▸ **LATIHAN**:
1 - Tuliskan kembali bagian teks yang diberikan dari "Tipu muslihat itu" sampai "kebanggaan orang Aceh." tanpa mengubah apa pun.
2 - Menurut teks yang diberikan, mengapa pemerintah Hindia-Belanda menghukum orang yang menyimpan atau membaca hikayat Prang Sabi? Jelaskan dalam satu sampai tiga kalimat.

▸ **TEKS YANG DIBERIKAN**:
_ _ _ _ _
Tipu muslihat itu sampai hari ini masih
kentara terasa. Mungkin karena muslim Aceh terlampau percaya kepada teungku
puteh (laqab Snouck) itu yang konon
hafiz Al Qur’an dan pernah menyamar menjadi muslim sehingga dipercayakan jadi
imam di Mesjid Raya Baiturrahman. Mesjid kebanggaan orang Aceh.
Hikayat prang
sabi bakar semangat juang muslim Aceh
Hikayat
ini sendiri dikarang Tgk. Chik Pante
Kulu pada tahun 1881, atas perintah Tgk. Chik Di Tiro. Menurut
sarjana Belanda bernama
Zentgraaf, hikayat Prang Sabi karangan ulama Aceh itu telah menjadi
momok yang sangat ditakuti Belanda, sehingga siapa saja yang diketahui
menyimpan, apalagi membaca hikayat Prang Sab, mereka akan mendapatkan hukuman
dari pemerintah Hindia-Belanda dengan membuangnya ke Papua atau Nusa Kembangan.
Sarjana
Belanda ini menyimpulkan bahwa belum pernah ada karya sastra di dunia yang
mampu membakar emosional manusia untuk rela berperang dan siap mati kecuali
hikayat Prang Sabi karya Teungku Chik Pante Kulu dari Aceh. Kalau pun ada karya
sastrawan Perancis La Marseillaise dalam masa Revolusi Perancis, dan karya
Common Sense dalam masa perang kemerdekaan Amerika, namun kedua karya sastra
itu tidak sebesar pengaruh hikayat Prang Sabi yang dihasilkan Muhammad Pante
Kulu. Senada juga yang dikatakan oleh Prof. Dr. Anthoni Reid, ahli sejarah
bangsa Australia.
_ _ _ _ _
▸ **DATA YANG DIBERIKAN**:
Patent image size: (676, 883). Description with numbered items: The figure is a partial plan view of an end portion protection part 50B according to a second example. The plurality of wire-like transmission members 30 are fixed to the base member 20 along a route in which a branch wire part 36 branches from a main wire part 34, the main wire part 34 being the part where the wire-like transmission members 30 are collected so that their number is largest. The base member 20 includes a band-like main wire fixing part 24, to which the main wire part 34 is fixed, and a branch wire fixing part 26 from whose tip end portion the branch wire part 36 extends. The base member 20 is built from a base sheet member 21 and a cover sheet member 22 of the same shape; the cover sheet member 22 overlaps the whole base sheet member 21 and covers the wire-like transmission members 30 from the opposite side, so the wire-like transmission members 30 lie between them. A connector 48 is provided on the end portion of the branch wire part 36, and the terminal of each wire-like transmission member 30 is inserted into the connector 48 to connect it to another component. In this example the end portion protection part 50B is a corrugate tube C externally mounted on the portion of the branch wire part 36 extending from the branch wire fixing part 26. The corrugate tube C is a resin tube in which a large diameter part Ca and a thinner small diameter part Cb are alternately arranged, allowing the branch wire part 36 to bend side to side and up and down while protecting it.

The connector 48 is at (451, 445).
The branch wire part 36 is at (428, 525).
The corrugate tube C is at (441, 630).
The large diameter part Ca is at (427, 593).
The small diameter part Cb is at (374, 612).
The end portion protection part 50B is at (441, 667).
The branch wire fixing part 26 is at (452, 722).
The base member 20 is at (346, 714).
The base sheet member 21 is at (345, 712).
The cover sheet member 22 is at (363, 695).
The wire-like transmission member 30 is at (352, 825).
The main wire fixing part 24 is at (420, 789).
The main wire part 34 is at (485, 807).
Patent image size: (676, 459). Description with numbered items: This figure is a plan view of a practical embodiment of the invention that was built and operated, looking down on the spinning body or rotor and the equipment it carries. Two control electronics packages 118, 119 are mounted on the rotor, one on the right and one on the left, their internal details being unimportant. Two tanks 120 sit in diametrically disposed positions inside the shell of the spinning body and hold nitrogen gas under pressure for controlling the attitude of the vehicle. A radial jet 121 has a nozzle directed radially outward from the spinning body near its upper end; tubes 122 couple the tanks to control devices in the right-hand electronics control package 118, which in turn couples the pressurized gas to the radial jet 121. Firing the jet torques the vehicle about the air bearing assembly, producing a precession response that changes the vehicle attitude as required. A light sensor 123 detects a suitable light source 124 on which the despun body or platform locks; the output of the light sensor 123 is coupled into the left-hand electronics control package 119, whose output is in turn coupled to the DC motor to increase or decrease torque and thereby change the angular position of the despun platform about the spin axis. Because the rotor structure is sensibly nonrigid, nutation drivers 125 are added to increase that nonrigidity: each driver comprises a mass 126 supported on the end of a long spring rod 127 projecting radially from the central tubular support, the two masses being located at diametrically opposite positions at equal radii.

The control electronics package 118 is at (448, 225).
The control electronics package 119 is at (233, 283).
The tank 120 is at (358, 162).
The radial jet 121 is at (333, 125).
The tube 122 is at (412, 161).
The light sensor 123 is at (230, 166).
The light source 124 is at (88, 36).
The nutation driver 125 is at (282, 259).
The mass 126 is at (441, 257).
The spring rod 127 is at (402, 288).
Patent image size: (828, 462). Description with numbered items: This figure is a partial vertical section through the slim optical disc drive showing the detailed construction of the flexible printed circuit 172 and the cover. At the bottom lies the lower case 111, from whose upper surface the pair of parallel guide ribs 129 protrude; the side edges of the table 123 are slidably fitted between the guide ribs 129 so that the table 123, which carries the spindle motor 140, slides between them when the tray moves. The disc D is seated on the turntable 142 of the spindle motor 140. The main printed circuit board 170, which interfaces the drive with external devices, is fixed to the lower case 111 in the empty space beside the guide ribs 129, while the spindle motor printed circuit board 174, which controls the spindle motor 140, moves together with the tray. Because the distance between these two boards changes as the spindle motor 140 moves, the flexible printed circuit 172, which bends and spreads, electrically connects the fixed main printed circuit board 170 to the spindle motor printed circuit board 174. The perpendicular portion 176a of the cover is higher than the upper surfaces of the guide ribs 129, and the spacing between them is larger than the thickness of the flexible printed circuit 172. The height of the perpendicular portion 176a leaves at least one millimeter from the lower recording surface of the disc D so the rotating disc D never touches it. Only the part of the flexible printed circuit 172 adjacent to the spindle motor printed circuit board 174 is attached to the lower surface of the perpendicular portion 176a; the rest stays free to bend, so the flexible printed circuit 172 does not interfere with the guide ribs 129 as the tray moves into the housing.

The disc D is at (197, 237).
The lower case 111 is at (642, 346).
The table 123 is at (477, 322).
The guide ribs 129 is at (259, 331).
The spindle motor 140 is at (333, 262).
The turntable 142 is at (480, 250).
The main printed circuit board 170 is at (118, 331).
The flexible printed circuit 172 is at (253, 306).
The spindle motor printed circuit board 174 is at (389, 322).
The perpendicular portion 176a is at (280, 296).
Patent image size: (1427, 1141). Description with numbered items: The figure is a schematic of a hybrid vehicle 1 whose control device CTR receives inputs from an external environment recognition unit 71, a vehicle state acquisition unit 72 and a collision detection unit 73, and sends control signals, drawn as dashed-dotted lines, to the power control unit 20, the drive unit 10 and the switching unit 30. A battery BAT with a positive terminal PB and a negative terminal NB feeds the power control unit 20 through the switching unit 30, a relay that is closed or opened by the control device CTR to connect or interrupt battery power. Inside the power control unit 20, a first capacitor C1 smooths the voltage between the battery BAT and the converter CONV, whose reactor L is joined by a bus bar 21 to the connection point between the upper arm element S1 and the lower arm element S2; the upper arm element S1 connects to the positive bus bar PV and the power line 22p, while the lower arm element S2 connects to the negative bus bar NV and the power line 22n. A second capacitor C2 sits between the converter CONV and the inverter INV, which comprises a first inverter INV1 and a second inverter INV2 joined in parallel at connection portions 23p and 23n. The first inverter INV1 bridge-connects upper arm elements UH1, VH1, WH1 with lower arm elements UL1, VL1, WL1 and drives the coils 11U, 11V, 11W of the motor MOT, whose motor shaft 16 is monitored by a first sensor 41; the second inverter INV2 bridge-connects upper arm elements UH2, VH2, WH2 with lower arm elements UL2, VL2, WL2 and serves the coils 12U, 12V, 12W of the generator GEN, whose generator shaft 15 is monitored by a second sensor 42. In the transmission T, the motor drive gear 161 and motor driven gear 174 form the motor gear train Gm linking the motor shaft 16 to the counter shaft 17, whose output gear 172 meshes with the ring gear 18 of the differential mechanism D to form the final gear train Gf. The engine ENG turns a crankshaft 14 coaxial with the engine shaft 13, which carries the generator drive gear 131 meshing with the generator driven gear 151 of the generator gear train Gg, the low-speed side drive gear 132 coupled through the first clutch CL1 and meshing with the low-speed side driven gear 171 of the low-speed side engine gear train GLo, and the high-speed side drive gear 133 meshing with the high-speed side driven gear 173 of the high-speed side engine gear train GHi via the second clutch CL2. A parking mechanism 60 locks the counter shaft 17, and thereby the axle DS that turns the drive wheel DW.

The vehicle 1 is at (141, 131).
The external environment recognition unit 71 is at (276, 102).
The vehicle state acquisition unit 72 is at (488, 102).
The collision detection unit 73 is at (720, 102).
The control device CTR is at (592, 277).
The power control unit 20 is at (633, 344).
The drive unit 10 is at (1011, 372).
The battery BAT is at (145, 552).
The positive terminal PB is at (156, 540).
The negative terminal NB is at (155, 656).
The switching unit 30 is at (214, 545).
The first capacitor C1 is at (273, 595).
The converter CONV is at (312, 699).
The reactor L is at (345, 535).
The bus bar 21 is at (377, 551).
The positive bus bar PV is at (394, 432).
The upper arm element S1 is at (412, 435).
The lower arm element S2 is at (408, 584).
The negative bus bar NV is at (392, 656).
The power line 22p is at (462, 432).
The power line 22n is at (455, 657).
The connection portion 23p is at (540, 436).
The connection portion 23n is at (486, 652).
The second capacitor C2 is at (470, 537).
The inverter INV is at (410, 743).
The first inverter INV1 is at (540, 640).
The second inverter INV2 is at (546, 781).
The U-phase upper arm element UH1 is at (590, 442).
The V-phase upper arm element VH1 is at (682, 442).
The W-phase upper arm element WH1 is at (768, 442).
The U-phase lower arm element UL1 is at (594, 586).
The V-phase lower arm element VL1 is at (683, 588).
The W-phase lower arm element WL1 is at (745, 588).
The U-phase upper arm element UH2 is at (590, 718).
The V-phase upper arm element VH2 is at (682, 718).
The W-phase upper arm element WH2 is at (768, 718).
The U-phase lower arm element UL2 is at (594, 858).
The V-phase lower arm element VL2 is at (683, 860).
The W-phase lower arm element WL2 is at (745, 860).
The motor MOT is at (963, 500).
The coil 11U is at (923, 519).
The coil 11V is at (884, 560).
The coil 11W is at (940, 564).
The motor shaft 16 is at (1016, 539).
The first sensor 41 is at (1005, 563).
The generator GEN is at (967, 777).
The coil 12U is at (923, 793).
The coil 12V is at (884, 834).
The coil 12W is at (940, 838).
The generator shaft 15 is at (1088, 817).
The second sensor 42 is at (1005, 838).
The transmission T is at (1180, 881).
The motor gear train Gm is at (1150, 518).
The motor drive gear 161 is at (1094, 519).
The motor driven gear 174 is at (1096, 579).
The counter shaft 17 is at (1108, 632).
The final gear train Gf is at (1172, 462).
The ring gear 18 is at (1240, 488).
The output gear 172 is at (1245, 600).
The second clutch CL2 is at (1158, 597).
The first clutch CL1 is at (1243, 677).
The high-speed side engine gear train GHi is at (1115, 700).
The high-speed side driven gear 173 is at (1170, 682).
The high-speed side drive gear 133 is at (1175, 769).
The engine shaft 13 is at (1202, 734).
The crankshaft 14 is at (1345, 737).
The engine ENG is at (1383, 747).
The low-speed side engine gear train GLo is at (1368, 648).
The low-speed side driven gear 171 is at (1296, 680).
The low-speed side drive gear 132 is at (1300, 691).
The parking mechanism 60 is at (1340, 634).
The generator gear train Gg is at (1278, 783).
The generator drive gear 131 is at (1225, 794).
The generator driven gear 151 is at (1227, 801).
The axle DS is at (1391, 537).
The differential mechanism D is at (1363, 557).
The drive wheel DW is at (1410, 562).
_ _ _ _ _
▸ **JAWABAN TIAP TUGAS**:
1 -
Tipu muslihat itu sampai hari ini masih
kentara terasa. Mungkin karena muslim Aceh terlampau percaya kepada teungku
puteh (laqab Snouck) itu yang konon
hafiz Al Qur’an dan pernah menyamar menjadi muslim sehingga dipercayakan jadi
imam di Mesjid Raya Baiturrahman. Mesjid kebanggaan orang Aceh.

2 - Menurut sarjana Belanda Zentgraaf, hikayat Prang Sabi karangan ulama Aceh telah menjadi momok yang sangat ditakuti Belanda. Karena itu, siapa saja yang diketahui menyimpan, apalagi membaca hikayat tersebut, dihukum pemerintah Hindia-Belanda dengan dibuang ke Papua atau Nusa Kembangan.